_WHAT IS BEING ASKED_: Quote the whole listing verbatim.

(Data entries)
★ ★ ★
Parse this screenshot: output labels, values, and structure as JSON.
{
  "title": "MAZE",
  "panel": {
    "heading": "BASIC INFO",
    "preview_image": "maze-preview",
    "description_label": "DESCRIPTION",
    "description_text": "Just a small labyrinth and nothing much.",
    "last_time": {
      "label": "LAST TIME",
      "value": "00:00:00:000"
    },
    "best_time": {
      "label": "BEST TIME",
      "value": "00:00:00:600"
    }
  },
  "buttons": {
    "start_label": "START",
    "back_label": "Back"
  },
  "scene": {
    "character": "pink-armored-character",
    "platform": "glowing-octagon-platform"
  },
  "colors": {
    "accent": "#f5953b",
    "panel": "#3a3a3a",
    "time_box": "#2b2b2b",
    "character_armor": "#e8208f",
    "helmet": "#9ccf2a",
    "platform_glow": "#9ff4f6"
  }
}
★ ★ ★
_FULL RESPONSE_:
Parse this screenshot: output labels, values, and structure as JSON.
{
  "title": "MAZE",
  "panel": {
    "heading": "BASIC INFO",
    "preview_image": "maze-preview",
    "description_label": "DESCRIPTION",
    "description_text": "Just a small labyrinth and nothing much.",
    "last_time": {
      "label": "LAST TIME",
      "value": "00:00:00:000"
    },
    "best_time": {
      "label": "BEST TIME",
      "value": "00:00:00:600"
    }
  },
  "buttons": {
    "start_label": "START",
    "back_label": "Back"
  },
  "scene": {
    "character": "pink-armored-character",
    "platform": "glowing-octagon-platform"
  },
  "colors": {
    "accent": "#f5953b",
    "panel": "#3a3a3a",
    "time_box": "#2b2b2b",
    "character_armor": "#e8208f",
    "helmet": "#9ccf2a",
    "platform_glow": "#9ff4f6"
  }
}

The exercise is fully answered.